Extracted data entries
⁂
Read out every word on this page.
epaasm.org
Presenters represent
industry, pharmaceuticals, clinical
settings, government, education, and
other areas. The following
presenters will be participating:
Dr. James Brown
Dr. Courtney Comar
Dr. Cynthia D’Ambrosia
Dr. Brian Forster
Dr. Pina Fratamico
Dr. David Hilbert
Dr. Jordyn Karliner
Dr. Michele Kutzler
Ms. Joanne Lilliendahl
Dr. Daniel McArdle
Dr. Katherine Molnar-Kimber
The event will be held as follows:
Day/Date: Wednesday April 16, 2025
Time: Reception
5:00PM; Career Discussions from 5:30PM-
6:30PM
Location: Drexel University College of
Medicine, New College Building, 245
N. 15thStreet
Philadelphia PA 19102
⁂
• _Task description_: Reproduce the records in full, exactly as written.

• _Worked answer_:
Read out every word on this page.
epaasm.org
Presenters represent
industry, pharmaceuticals, clinical
settings, government, education, and
other areas. The following
presenters will be participating:
Dr. James Brown
Dr. Courtney Comar
Dr. Cynthia D’Ambrosia
Dr. Brian Forster
Dr. Pina Fratamico
Dr. David Hilbert
Dr. Jordyn Karliner
Dr. Michele Kutzler
Ms. Joanne Lilliendahl
Dr. Daniel McArdle
Dr. Katherine Molnar-Kimber
The event will be held as follows:
Day/Date: Wednesday April 16, 2025
Time: Reception
5:00PM; Career Discussions from 5:30PM-
6:30PM
Location: Drexel University College of
Medicine, New College Building, 245
N. 15thStreet
Philadelphia PA 19102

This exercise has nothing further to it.